TASK BRIEF: Skip the pictures and quote all of the lines exactly.

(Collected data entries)

= = = = =

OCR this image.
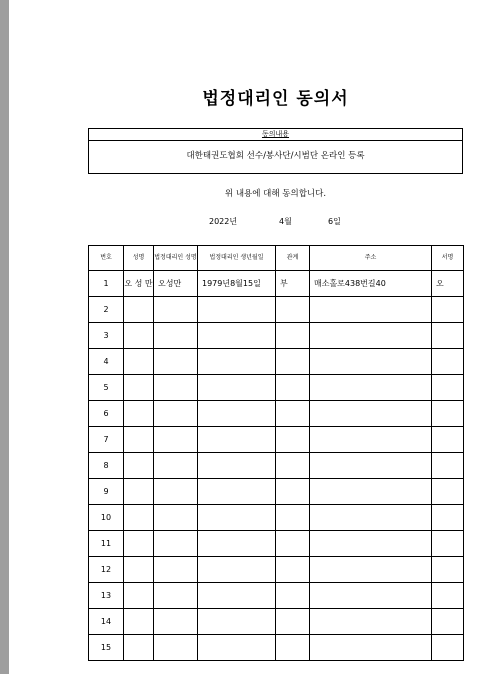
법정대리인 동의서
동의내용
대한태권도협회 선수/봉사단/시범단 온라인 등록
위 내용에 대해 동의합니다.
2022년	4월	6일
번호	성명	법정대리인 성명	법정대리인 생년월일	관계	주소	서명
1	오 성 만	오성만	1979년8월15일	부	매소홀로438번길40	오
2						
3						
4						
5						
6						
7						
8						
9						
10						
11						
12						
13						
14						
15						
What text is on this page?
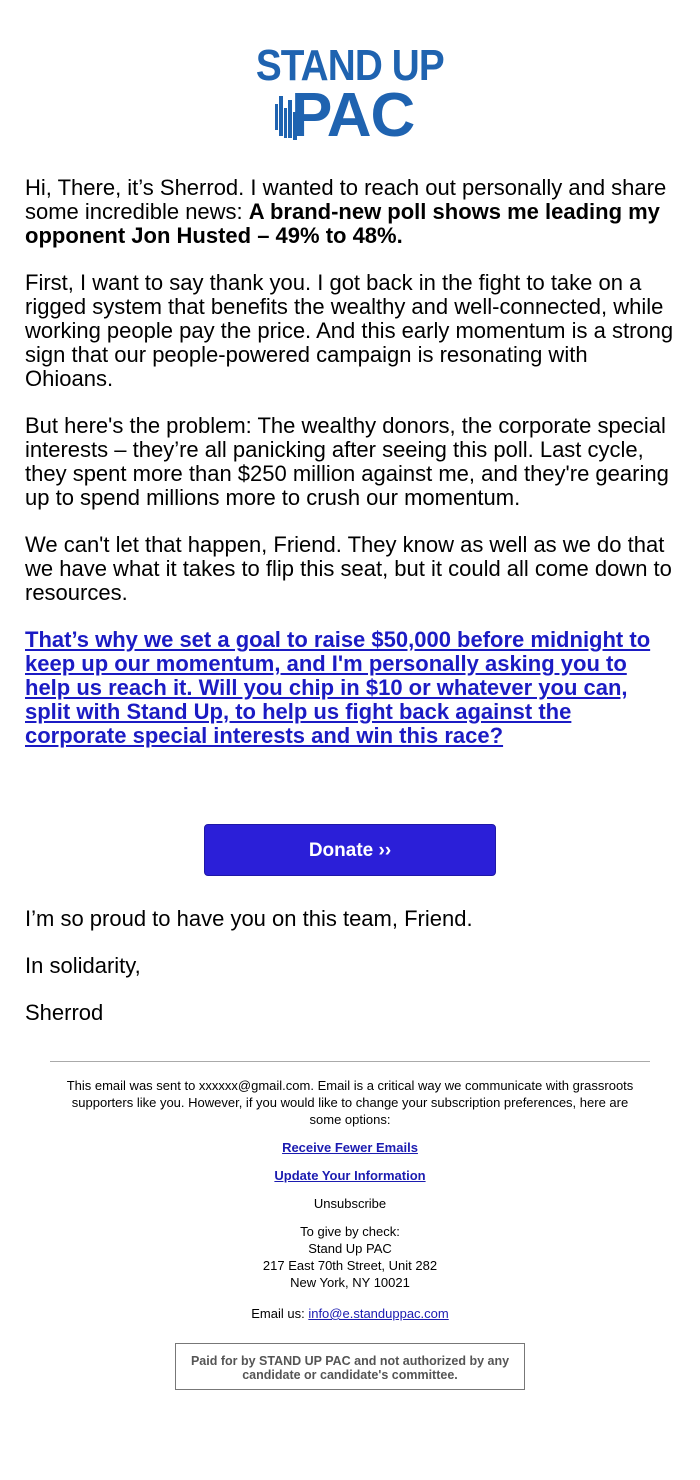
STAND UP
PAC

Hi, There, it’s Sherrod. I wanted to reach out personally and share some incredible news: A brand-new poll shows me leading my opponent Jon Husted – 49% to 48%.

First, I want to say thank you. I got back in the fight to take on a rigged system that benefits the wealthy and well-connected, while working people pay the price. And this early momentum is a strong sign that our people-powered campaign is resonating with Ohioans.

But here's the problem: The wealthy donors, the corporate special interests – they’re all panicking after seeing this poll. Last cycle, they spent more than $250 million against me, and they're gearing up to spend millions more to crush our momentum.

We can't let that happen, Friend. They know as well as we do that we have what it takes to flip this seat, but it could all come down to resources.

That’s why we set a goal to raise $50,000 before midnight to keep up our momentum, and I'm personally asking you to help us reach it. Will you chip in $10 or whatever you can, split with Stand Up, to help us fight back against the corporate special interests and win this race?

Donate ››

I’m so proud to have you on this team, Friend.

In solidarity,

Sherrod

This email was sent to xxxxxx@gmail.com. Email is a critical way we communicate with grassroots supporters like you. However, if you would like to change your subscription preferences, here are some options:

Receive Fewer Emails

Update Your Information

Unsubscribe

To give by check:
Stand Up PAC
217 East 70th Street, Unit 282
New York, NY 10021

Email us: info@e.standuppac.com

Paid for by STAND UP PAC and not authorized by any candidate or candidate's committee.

= = = = =

RESULT BELOW:
OCR this image.
법정대리인 동의서
동의내용
대한태권도협회 선수/봉사단/시범단 온라인 등록
위 내용에 대해 동의합니다.
2022년	4월	6일
번호	성명	법정대리인 성명	법정대리인 생년월일	관계	주소	서명
1	오 성 만	오성만	1979년8월15일	부	매소홀로438번길40	오
2						
3						
4						
5						
6						
7						
8						
9						
10						
11						
12						
13						
14						
15						
What text is on this page?
STAND UP
PAC

Hi, There, it’s Sherrod. I wanted to reach out personally and share some incredible news: A brand-new poll shows me leading my opponent Jon Husted – 49% to 48%.

First, I want to say thank you. I got back in the fight to take on a rigged system that benefits the wealthy and well-connected, while working people pay the price. And this early momentum is a strong sign that our people-powered campaign is resonating with Ohioans.

But here's the problem: The wealthy donors, the corporate special interests – they’re all panicking after seeing this poll. Last cycle, they spent more than $250 million against me, and they're gearing up to spend millions more to crush our momentum.

We can't let that happen, Friend. They know as well as we do that we have what it takes to flip this seat, but it could all come down to resources.

That’s why we set a goal to raise $50,000 before midnight to keep up our momentum, and I'm personally asking you to help us reach it. Will you chip in $10 or whatever you can, split with Stand Up, to help us fight back against the corporate special interests and win this race?

Donate ››

I’m so proud to have you on this team, Friend.

In solidarity,

Sherrod

This email was sent to xxxxxx@gmail.com. Email is a critical way we communicate with grassroots supporters like you. However, if you would like to change your subscription preferences, here are some options:

Receive Fewer Emails

Update Your Information

Unsubscribe

To give by check:
Stand Up PAC
217 East 70th Street, Unit 282
New York, NY 10021

Email us: info@e.standuppac.com

Paid for by STAND UP PAC and not authorized by any candidate or candidate's committee.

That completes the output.